======== ROWS

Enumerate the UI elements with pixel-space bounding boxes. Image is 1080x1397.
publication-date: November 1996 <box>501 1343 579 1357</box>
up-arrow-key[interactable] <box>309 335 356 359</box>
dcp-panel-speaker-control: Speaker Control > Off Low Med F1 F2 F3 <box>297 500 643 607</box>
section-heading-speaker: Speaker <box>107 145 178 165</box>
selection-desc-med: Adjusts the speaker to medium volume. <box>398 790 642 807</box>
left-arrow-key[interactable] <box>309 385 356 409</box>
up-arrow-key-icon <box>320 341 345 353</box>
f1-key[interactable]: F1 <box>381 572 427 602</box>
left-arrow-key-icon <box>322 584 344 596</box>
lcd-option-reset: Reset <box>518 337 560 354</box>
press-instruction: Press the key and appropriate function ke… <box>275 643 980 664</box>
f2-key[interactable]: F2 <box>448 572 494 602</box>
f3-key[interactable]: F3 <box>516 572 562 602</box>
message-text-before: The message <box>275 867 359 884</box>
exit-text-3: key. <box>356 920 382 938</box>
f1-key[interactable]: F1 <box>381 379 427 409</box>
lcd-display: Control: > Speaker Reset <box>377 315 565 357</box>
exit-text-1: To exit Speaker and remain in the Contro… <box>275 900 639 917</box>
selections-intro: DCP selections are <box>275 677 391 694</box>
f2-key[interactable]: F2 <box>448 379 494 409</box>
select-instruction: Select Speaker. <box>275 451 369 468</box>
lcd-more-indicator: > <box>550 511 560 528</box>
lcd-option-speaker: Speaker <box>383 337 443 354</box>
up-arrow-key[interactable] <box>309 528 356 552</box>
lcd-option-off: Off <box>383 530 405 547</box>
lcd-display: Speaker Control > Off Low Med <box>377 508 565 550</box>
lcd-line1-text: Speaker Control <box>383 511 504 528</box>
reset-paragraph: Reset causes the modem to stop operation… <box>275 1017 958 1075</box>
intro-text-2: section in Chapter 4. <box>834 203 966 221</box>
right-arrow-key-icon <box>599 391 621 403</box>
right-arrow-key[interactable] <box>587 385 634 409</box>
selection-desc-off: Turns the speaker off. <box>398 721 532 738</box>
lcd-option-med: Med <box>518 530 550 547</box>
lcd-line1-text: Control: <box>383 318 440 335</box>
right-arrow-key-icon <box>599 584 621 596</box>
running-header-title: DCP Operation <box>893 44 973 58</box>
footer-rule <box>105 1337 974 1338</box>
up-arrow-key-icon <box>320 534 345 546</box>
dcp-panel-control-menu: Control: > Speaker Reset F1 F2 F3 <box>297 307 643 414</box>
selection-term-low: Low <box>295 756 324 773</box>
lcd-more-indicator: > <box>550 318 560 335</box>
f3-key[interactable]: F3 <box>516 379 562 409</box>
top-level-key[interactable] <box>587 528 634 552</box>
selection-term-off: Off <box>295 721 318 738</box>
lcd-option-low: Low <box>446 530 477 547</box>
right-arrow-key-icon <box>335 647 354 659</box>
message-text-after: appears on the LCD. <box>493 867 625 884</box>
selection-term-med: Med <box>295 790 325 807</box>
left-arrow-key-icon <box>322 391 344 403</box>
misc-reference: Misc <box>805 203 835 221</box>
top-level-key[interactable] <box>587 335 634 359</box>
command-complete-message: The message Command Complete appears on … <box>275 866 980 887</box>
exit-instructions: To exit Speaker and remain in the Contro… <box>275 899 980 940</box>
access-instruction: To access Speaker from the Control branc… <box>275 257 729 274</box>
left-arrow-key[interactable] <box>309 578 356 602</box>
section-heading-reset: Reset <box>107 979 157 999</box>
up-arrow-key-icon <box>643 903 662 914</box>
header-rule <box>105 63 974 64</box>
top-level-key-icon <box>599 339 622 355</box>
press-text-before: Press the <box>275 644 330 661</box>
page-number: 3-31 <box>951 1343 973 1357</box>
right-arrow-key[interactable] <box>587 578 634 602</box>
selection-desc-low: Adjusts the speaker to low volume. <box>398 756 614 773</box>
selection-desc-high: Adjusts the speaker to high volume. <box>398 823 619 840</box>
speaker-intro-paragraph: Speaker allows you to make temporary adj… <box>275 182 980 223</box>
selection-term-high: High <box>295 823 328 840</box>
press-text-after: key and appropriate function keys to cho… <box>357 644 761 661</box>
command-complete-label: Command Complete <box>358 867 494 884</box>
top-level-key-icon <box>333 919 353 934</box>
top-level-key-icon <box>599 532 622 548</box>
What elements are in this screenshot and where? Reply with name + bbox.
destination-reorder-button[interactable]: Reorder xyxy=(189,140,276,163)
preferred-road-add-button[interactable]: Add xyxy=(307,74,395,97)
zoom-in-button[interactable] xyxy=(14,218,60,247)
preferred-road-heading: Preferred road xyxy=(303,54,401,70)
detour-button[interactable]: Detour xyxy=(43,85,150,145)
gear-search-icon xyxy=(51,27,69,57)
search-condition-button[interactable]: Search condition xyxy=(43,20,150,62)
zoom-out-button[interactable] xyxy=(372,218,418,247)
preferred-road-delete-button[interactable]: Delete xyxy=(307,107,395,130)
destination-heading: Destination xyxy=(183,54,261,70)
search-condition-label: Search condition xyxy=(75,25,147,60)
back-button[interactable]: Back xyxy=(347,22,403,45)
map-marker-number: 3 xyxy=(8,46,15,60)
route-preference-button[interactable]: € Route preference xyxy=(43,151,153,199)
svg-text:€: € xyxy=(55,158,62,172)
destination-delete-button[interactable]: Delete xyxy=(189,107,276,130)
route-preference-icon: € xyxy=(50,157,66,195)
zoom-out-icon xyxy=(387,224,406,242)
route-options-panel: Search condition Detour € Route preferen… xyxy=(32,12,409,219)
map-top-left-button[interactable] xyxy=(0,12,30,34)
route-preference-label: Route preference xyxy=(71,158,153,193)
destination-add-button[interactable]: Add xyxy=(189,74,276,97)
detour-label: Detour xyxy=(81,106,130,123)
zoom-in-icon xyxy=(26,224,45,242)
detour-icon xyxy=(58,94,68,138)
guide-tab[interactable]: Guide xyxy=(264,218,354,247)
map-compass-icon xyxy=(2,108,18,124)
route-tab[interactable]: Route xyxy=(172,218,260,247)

================

# WHAT IS BEING ASKED
Can you convert every line of the records into a JSON list of strings, one string per line, with blank lines left out?

# FINISHED EXERCISE
[
  "Enumerate the UI elements with pixel-space bounding boxes. Image is 1080x1397.",
  "publication-date: November 1996 <box>501 1343 579 1357</box>",
  "up-arrow-key[interactable] <box>309 335 356 359</box>",
  "dcp-panel-speaker-control: Speaker Control > Off Low Med F1 F2 F3 <box>297 500 643 607</box>",
  "section-heading-speaker: Speaker <box>107 145 178 165</box>",
  "selection-desc-med: Adjusts the speaker to medium volume. <box>398 790 642 807</box>",
  "left-arrow-key[interactable] <box>309 385 356 409</box>",
  "up-arrow-key-icon <box>320 341 345 353</box>",
  "f1-key[interactable]: F1 <box>381 572 427 602</box>",
  "left-arrow-key-icon <box>322 584 344 596</box>",
  "lcd-option-reset: Reset <box>518 337 560 354</box>",
  "press-instruction: Press the key and appropriate function ke… <box>275 643 980 664</box>",
  "f2-key[interactable]: F2 <box>448 572 494 602</box>",
  "f3-key[interactable]: F3 <box>516 572 562 602</box>",
  "message-text-before: The message <box>275 867 359 884</box>",
  "exit-text-3: key. <box>356 920 382 938</box>",
  "f1-key[interactable]: F1 <box>381 379 427 409</box>",
  "lcd-display: Control: > Speaker Reset <box>377 315 565 357</box>",
  "exit-text-1: To exit Speaker and remain in the Contro… <box>275 900 639 917</box>",
  "selections-intro: DCP selections are <box>275 677 391 694</box>",
  "f2-key[interactable]: F2 <box>448 379 494 409</box>",
  "select-instruction: Select Speaker. <box>275 451 369 468</box>",
  "lcd-more-indicator: > <box>550 511 560 528</box>",
  "lcd-option-speaker: Speaker <box>383 337 443 354</box>",
  "up-arrow-key[interactable] <box>309 528 356 552</box>",
  "lcd-option-off: Off <box>383 530 405 547</box>",
  "lcd-display: Speaker Control > Off Low Med <box>377 508 565 550</box>",
  "lcd-line1-text: Speaker Control <box>383 511 504 528</box>",
  "reset-paragraph: Reset causes the modem to stop operation… <box>275 1017 958 1075</box>",
  "intro-text-2: section in Chapter 4. <box>834 203 966 221</box>",
  "right-arrow-key-icon <box>599 391 621 403</box>",
  "right-arrow-key[interactable] <box>587 385 634 409</box>",
  "selection-desc-off: Turns the speaker off. <box>398 721 532 738</box>",
  "lcd-option-med: Med <box>518 530 550 547</box>",
  "lcd-line1-text: Control: <box>383 318 440 335</box>",
  "right-arrow-key-icon <box>599 584 621 596</box>",
  "running-header-title: DCP Operation <box>893 44 973 58</box>",
  "footer-rule <box>105 1337 974 1338</box>",
  "up-arrow-key-icon <box>320 534 345 546</box>",
  "dcp-panel-control-menu: Control: > Speaker Reset F1 F2 F3 <box>297 307 643 414</box>",
  "selection-term-low: Low <box>295 756 324 773</box>",
  "lcd-more-indicator: > <box>550 318 560 335</box>",
  "f3-key[interactable]: F3 <box>516 379 562 409</box>",
  "top-level-key[interactable] <box>587 528 634 552</box>",
  "selection-term-off: Off <box>295 721 318 738</box>",
  "lcd-option-low: Low <box>446 530 477 547</box>",
  "right-arrow-key-icon <box>335 647 354 659</box>",
  "message-text-after: appears on the LCD. <box>493 867 625 884</box>",
  "selection-term-med: Med <box>295 790 325 807</box>",
  "left-arrow-key-icon <box>322 391 344 403</box>",
  "misc-reference: Misc <box>805 203 835 221</box>",
  "top-level-key[interactable] <box>587 335 634 359</box>",
  "command-complete-message: The message Command Complete appears on … <box>275 866 980 887</box>",
  "exit-instructions: To exit Speaker and remain in the Contro… <box>275 899 980 940</box>",
  "access-instruction: To access Speaker from the Control branc… <box>275 257 729 274</box>",
  "left-arrow-key[interactable] <box>309 578 356 602</box>",
  "section-heading-reset: Reset <box>107 979 157 999</box>",
  "up-arrow-key-icon <box>643 903 662 914</box>",
  "header-rule <box>105 63 974 64</box>",
  "top-level-key-icon <box>599 339 622 355</box>",
  "press-text-before: Press the <box>275 644 330 661</box>",
  "page-number: 3-31 <box>951 1343 973 1357</box>",
  "right-arrow-key[interactable] <box>587 578 634 602</box>",
  "selection-desc-low: Adjusts the speaker to low volume. <box>398 756 614 773</box>",
  "selection-desc-high: Adjusts the speaker to high volume. <box>398 823 619 840</box>",
  "speaker-intro-paragraph: Speaker allows you to make temporary adj… <box>275 182 980 223</box>",
  "selection-term-high: High <box>295 823 328 840</box>",
  "press-text-after: key and appropriate function keys to cho… <box>357 644 761 661</box>",
  "command-complete-label: Command Complete <box>358 867 494 884</box>",
  "top-level-key-icon <box>333 919 353 934</box>",
  "top-level-key-icon <box>599 532 622 548</box>",
  "What elements are in this screenshot and where? Reply with name + bbox.",
  "destination-reorder-button[interactable]: Reorder xyxy=(189,140,276,163)",
  "preferred-road-add-button[interactable]: Add xyxy=(307,74,395,97)",
  "zoom-in-button[interactable] xyxy=(14,218,60,247)",
  "preferred-road-heading: Preferred road xyxy=(303,54,401,70)",
  "detour-button[interactable]: Detour xyxy=(43,85,150,145)",
  "gear-search-icon xyxy=(51,27,69,57)",
  "search-condition-button[interactable]: Search condition xyxy=(43,20,150,62)",
  "zoom-out-button[interactable] xyxy=(372,218,418,247)",
  "preferred-road-delete-button[interactable]: Delete xyxy=(307,107,395,130)",
  "destination-heading: Destination xyxy=(183,54,261,70)",
  "search-condition-label: Search condition xyxy=(75,25,147,60)",
  "back-button[interactable]: Back xyxy=(347,22,403,45)",
  "map-marker-number: 3 xyxy=(8,46,15,60)",
  "route-preference-button[interactable]: € Route preference xyxy=(43,151,153,199)",
  "svg-text:€: € xyxy=(55,158,62,172)",
  "destination-delete-button[interactable]: Delete xyxy=(189,107,276,130)",
  "route-preference-icon: € xyxy=(50,157,66,195)",
  "zoom-out-icon xyxy=(387,224,406,242)",
  "route-options-panel: Search condition Detour € Route preferen… xyxy=(32,12,409,219)",
  "map-top-left-button[interactable] xyxy=(0,12,30,34)",
  "route-preference-label: Route preference xyxy=(71,158,153,193)",
  "destination-add-button[interactable]: Add xyxy=(189,74,276,97)",
  "detour-label: Detour xyxy=(81,106,130,123)",
  "zoom-in-icon xyxy=(26,224,45,242)",
  "detour-icon xyxy=(58,94,68,138)",
  "guide-tab[interactable]: Guide xyxy=(264,218,354,247)",
  "map-compass-icon xyxy=(2,108,18,124)",
  "route-tab[interactable]: Route xyxy=(172,218,260,247)"
]